Task prompt :: Lines containing the word "XAGUSD" are to be located and copied.

___ Raw data

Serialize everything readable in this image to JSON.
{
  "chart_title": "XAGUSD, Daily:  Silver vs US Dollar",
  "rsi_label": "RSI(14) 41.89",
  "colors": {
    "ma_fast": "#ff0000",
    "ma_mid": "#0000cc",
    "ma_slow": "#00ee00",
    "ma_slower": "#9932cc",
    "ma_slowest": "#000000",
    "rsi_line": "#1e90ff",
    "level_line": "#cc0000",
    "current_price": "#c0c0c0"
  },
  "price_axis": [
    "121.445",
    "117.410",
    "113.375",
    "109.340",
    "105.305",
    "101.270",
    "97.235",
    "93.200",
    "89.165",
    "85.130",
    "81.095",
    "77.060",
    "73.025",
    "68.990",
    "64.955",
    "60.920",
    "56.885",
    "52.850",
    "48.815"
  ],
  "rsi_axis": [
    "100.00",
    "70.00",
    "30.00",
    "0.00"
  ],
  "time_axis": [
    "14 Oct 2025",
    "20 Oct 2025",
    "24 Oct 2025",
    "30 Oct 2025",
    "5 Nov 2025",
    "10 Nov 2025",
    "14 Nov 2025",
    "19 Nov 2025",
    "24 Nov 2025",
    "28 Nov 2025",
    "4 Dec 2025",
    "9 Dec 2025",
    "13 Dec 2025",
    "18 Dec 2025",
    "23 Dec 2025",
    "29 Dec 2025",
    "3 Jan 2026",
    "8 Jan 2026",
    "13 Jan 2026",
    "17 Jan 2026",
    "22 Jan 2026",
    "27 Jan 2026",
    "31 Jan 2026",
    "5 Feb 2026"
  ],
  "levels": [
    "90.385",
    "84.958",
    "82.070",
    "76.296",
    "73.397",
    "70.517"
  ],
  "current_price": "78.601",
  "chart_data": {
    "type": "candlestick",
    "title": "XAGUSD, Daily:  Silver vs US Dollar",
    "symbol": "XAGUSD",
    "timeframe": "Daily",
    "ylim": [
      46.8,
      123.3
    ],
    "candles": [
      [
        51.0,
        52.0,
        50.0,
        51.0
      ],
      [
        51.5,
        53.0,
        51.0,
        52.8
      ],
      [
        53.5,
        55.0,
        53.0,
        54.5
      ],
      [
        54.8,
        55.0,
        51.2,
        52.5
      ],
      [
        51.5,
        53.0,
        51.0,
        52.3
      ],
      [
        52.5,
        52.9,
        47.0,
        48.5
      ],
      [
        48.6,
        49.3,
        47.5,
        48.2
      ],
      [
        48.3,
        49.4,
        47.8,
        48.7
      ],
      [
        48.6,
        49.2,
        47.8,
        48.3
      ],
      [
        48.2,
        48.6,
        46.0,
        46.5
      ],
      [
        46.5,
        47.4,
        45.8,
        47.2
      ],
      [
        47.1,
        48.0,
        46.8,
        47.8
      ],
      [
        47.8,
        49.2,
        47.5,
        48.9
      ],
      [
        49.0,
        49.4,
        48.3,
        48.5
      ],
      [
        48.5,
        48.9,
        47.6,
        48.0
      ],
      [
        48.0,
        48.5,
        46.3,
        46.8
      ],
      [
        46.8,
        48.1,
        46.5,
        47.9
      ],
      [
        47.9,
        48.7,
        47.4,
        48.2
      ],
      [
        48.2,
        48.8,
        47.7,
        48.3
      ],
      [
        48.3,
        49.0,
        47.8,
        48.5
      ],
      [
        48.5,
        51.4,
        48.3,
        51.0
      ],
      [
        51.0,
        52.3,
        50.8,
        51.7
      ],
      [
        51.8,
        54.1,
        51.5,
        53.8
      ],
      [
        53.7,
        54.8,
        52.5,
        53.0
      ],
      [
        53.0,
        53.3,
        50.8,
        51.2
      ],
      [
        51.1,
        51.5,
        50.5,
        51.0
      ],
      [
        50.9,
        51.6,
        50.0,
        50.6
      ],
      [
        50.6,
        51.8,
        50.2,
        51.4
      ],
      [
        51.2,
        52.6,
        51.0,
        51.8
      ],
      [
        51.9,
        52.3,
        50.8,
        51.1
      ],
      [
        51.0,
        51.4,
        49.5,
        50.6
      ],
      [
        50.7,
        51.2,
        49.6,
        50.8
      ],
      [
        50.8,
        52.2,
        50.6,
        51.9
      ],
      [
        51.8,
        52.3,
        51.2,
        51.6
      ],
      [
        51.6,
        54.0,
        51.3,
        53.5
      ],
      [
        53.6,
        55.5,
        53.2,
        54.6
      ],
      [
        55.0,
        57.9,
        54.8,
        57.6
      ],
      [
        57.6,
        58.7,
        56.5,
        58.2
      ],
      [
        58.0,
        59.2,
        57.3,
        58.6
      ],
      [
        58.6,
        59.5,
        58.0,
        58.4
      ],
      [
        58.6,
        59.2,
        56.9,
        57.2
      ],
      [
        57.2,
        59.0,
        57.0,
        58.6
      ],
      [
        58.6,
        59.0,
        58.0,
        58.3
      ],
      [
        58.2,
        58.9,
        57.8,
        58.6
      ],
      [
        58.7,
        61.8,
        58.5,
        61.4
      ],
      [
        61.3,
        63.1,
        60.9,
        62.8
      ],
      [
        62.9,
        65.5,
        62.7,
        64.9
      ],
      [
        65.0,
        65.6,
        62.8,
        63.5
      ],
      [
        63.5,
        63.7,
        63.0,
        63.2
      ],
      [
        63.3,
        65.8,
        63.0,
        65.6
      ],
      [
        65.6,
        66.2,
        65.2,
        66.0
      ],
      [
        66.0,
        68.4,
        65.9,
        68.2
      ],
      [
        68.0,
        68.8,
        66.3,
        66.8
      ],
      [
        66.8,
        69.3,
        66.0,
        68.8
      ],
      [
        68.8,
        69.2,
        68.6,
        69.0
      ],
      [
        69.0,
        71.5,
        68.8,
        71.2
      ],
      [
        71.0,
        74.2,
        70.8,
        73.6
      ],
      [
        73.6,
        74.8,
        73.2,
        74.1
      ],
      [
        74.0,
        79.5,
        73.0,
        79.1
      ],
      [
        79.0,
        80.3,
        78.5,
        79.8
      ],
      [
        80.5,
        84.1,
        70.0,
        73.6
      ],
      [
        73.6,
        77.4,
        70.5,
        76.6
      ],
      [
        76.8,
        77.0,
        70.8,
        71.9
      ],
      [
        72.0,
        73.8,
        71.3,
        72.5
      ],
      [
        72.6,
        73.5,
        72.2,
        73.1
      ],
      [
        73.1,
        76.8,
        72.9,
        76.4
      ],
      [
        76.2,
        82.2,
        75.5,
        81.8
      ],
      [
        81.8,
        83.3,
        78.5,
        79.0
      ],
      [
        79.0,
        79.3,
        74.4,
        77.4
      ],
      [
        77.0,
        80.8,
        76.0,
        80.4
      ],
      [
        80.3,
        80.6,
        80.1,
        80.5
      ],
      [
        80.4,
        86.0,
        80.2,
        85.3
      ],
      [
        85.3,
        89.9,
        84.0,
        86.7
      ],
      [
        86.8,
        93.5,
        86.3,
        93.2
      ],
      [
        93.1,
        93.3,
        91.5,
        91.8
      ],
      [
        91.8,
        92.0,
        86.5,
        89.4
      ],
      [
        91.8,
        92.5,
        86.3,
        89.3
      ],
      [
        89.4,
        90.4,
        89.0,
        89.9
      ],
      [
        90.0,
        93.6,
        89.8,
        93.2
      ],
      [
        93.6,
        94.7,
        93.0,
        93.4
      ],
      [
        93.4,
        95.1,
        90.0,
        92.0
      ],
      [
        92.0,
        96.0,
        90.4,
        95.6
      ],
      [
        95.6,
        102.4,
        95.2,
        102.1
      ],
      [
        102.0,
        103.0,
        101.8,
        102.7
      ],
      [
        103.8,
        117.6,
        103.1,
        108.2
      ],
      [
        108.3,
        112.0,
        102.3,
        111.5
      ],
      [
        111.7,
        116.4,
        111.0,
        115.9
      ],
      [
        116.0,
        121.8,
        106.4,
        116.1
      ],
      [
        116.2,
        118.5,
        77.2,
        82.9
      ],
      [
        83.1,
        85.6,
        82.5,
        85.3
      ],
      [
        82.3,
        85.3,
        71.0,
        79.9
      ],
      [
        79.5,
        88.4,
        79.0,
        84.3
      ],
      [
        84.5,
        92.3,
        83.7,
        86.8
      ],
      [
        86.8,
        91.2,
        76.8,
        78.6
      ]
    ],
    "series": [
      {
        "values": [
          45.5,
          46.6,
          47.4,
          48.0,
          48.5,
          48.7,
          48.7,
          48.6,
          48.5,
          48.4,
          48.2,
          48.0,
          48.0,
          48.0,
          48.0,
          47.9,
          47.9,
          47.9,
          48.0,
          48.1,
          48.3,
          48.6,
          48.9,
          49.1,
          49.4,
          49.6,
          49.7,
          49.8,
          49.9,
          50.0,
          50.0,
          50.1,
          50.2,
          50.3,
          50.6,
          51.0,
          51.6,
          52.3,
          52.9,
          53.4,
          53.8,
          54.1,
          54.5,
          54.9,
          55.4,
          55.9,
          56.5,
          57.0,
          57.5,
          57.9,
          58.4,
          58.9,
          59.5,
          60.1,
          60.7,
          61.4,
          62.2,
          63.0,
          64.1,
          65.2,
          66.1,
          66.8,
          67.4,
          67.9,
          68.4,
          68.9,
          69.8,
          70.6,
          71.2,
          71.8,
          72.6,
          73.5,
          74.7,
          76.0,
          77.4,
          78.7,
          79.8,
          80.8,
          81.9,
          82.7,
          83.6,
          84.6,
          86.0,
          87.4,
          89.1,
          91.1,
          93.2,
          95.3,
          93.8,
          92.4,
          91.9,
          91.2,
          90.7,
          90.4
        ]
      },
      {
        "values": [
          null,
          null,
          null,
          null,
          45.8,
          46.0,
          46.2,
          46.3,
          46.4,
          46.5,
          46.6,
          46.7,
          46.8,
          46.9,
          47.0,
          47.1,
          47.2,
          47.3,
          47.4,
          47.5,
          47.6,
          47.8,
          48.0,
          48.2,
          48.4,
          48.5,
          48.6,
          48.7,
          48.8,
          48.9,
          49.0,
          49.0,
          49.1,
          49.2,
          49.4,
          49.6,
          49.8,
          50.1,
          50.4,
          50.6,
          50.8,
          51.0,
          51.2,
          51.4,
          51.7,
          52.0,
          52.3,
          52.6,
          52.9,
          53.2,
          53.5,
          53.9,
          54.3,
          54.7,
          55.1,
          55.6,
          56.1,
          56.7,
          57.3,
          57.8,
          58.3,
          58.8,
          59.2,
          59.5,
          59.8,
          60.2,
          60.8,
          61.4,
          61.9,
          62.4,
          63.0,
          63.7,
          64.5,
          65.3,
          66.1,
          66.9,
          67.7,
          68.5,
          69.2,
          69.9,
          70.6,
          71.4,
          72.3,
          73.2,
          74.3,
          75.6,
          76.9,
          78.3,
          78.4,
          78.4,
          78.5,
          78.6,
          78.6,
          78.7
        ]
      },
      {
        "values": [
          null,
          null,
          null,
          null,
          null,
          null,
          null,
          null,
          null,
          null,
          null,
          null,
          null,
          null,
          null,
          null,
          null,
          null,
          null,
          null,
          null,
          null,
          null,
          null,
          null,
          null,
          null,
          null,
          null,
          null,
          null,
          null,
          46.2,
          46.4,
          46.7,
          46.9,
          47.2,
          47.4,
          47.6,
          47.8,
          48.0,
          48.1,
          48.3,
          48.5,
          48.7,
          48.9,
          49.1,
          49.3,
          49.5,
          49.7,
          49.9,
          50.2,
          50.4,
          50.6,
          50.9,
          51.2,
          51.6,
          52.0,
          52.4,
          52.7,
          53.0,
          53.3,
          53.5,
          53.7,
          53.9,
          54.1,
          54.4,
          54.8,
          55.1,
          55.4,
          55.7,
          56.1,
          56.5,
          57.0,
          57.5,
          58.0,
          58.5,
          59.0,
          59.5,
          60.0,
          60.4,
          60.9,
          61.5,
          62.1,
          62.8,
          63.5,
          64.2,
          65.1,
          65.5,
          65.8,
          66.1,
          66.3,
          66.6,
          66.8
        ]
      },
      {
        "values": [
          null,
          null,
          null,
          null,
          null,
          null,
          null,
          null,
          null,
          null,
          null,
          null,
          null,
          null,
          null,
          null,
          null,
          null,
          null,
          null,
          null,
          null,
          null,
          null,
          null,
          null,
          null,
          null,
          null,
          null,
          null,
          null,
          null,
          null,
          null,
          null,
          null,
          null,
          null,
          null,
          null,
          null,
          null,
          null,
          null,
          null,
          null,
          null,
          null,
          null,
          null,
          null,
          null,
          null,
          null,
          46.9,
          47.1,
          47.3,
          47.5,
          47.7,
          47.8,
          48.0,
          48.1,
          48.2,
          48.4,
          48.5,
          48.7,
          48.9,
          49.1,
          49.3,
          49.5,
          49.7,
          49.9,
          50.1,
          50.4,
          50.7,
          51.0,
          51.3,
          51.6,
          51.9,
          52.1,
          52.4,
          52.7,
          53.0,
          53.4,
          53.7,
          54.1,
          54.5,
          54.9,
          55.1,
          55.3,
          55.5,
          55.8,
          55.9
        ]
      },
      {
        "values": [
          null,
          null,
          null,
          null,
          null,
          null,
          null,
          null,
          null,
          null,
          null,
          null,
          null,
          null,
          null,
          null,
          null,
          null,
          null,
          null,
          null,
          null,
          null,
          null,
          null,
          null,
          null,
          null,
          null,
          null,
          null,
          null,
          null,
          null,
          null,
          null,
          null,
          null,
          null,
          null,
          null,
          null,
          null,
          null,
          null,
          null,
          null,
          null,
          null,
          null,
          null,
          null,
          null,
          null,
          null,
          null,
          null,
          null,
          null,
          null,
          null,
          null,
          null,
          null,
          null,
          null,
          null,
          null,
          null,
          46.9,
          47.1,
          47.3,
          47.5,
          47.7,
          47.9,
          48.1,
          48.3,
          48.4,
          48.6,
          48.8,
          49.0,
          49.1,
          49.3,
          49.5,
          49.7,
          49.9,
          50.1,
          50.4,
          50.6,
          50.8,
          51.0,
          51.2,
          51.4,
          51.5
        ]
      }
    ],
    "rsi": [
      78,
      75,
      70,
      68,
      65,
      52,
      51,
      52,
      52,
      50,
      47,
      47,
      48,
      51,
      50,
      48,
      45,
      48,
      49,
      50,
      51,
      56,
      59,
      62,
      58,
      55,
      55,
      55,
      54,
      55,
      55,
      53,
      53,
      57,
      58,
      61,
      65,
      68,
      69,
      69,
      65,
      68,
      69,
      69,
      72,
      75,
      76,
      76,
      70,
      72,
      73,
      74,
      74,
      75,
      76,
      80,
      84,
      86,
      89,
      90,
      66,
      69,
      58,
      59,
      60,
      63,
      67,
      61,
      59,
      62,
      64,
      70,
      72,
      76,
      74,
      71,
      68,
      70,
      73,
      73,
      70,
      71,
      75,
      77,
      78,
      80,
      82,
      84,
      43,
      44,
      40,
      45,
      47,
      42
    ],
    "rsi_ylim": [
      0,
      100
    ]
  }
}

______

Exercise response ::
  "chart_title": "XAGUSD, Daily:  Silver vs US Dollar",
    "title": "XAGUSD, Daily:  Silver vs US Dollar",
    "symbol": "XAGUSD",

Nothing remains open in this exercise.